WHAT IS REQUIRED >> Reproduce the listing below without any change.

STORED ROWS >>
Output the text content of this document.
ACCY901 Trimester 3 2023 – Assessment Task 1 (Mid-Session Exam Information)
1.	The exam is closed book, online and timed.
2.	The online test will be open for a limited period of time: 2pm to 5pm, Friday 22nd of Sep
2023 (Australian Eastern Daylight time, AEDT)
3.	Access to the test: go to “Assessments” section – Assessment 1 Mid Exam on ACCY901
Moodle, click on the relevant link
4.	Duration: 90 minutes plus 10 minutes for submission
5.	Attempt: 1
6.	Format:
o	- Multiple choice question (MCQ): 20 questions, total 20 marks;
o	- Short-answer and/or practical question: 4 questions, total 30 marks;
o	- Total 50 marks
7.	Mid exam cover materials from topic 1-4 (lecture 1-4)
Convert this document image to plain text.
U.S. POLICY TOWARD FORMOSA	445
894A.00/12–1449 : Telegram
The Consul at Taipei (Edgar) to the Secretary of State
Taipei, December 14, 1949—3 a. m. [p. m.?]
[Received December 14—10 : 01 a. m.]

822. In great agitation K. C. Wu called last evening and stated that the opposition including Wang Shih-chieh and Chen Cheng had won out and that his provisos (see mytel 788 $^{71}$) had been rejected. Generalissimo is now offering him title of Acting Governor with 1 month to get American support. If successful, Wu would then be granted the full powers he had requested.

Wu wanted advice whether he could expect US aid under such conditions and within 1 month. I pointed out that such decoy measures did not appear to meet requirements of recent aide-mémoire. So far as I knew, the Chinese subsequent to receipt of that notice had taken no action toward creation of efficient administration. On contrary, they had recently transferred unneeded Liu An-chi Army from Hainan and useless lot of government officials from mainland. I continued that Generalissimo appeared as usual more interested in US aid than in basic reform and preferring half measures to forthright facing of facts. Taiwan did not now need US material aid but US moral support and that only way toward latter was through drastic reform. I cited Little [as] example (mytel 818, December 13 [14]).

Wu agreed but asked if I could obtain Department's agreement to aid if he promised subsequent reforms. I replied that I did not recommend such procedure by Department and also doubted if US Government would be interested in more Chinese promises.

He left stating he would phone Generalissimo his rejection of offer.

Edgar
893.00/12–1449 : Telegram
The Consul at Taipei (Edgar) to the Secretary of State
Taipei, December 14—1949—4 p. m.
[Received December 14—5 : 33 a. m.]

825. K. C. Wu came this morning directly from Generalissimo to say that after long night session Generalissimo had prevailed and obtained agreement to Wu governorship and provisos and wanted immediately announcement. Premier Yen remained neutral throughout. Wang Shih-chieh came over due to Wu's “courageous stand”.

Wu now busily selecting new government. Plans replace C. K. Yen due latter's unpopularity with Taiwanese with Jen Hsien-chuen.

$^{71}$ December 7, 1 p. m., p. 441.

ANSWER FOR THE TASK >>
Output the text content of this document.
ACCY901 Trimester 3 2023 – Assessment Task 1 (Mid-Session Exam Information)
1.	The exam is closed book, online and timed.
2.	The online test will be open for a limited period of time: 2pm to 5pm, Friday 22nd of Sep
2023 (Australian Eastern Daylight time, AEDT)
3.	Access to the test: go to “Assessments” section – Assessment 1 Mid Exam on ACCY901
Moodle, click on the relevant link
4.	Duration: 90 minutes plus 10 minutes for submission
5.	Attempt: 1
6.	Format:
o	- Multiple choice question (MCQ): 20 questions, total 20 marks;
o	- Short-answer and/or practical question: 4 questions, total 30 marks;
o	- Total 50 marks
7.	Mid exam cover materials from topic 1-4 (lecture 1-4)
Convert this document image to plain text.
U.S. POLICY TOWARD FORMOSA	445
894A.00/12–1449 : Telegram
The Consul at Taipei (Edgar) to the Secretary of State
Taipei, December 14, 1949—3 a. m. [p. m.?]
[Received December 14—10 : 01 a. m.]

822. In great agitation K. C. Wu called last evening and stated that the opposition including Wang Shih-chieh and Chen Cheng had won out and that his provisos (see mytel 788 $^{71}$) had been rejected. Generalissimo is now offering him title of Acting Governor with 1 month to get American support. If successful, Wu would then be granted the full powers he had requested.

Wu wanted advice whether he could expect US aid under such conditions and within 1 month. I pointed out that such decoy measures did not appear to meet requirements of recent aide-mémoire. So far as I knew, the Chinese subsequent to receipt of that notice had taken no action toward creation of efficient administration. On contrary, they had recently transferred unneeded Liu An-chi Army from Hainan and useless lot of government officials from mainland. I continued that Generalissimo appeared as usual more interested in US aid than in basic reform and preferring half measures to forthright facing of facts. Taiwan did not now need US material aid but US moral support and that only way toward latter was through drastic reform. I cited Little [as] example (mytel 818, December 13 [14]).

Wu agreed but asked if I could obtain Department's agreement to aid if he promised subsequent reforms. I replied that I did not recommend such procedure by Department and also doubted if US Government would be interested in more Chinese promises.

He left stating he would phone Generalissimo his rejection of offer.

Edgar
893.00/12–1449 : Telegram
The Consul at Taipei (Edgar) to the Secretary of State
Taipei, December 14—1949—4 p. m.
[Received December 14—5 : 33 a. m.]

825. K. C. Wu came this morning directly from Generalissimo to say that after long night session Generalissimo had prevailed and obtained agreement to Wu governorship and provisos and wanted immediately announcement. Premier Yen remained neutral throughout. Wang Shih-chieh came over due to Wu's “courageous stand”.

Wu now busily selecting new government. Plans replace C. K. Yen due latter's unpopularity with Taiwanese with Jen Hsien-chuen.

$^{71}$ December 7, 1 p. m., p. 441.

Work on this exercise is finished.